- **AIM**
Copy every record below, exactly as written.

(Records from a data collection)

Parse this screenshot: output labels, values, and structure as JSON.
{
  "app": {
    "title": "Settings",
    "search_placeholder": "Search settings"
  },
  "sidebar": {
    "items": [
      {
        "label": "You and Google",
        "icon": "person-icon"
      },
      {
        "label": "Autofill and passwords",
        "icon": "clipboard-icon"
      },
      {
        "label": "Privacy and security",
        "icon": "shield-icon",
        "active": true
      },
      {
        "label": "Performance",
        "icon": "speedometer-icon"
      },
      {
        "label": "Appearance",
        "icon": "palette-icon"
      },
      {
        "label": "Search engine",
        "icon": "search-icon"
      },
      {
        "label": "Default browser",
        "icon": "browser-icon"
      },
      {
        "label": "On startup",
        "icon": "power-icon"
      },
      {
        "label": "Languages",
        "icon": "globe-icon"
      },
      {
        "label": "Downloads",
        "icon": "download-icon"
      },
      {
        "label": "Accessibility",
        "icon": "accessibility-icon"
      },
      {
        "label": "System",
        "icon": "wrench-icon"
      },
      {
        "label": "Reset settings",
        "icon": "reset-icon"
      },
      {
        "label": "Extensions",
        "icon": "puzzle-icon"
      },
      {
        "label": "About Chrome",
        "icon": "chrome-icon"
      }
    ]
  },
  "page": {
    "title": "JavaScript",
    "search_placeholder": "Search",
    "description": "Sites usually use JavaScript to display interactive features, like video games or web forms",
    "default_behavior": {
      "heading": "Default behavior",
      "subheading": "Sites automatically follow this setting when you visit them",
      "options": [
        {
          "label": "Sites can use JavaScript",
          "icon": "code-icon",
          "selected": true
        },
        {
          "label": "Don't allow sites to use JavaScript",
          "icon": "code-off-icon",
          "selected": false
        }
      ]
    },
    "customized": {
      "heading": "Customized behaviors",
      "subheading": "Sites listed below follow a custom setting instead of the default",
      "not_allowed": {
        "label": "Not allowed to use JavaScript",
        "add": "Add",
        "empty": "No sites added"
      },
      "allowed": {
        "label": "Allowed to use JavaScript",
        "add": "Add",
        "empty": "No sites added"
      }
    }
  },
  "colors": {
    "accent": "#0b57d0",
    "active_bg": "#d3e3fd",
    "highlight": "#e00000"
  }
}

- **RESPONSE TO THE EXERCISE**
Parse this screenshot: output labels, values, and structure as JSON.
{
  "app": {
    "title": "Settings",
    "search_placeholder": "Search settings"
  },
  "sidebar": {
    "items": [
      {
        "label": "You and Google",
        "icon": "person-icon"
      },
      {
        "label": "Autofill and passwords",
        "icon": "clipboard-icon"
      },
      {
        "label": "Privacy and security",
        "icon": "shield-icon",
        "active": true
      },
      {
        "label": "Performance",
        "icon": "speedometer-icon"
      },
      {
        "label": "Appearance",
        "icon": "palette-icon"
      },
      {
        "label": "Search engine",
        "icon": "search-icon"
      },
      {
        "label": "Default browser",
        "icon": "browser-icon"
      },
      {
        "label": "On startup",
        "icon": "power-icon"
      },
      {
        "label": "Languages",
        "icon": "globe-icon"
      },
      {
        "label": "Downloads",
        "icon": "download-icon"
      },
      {
        "label": "Accessibility",
        "icon": "accessibility-icon"
      },
      {
        "label": "System",
        "icon": "wrench-icon"
      },
      {
        "label": "Reset settings",
        "icon": "reset-icon"
      },
      {
        "label": "Extensions",
        "icon": "puzzle-icon"
      },
      {
        "label": "About Chrome",
        "icon": "chrome-icon"
      }
    ]
  },
  "page": {
    "title": "JavaScript",
    "search_placeholder": "Search",
    "description": "Sites usually use JavaScript to display interactive features, like video games or web forms",
    "default_behavior": {
      "heading": "Default behavior",
      "subheading": "Sites automatically follow this setting when you visit them",
      "options": [
        {
          "label": "Sites can use JavaScript",
          "icon": "code-icon",
          "selected": true
        },
        {
          "label": "Don't allow sites to use JavaScript",
          "icon": "code-off-icon",
          "selected": false
        }
      ]
    },
    "customized": {
      "heading": "Customized behaviors",
      "subheading": "Sites listed below follow a custom setting instead of the default",
      "not_allowed": {
        "label": "Not allowed to use JavaScript",
        "add": "Add",
        "empty": "No sites added"
      },
      "allowed": {
        "label": "Allowed to use JavaScript",
        "add": "Add",
        "empty": "No sites added"
      }
    }
  },
  "colors": {
    "accent": "#0b57d0",
    "active_bg": "#d3e3fd",
    "highlight": "#e00000"
  }
}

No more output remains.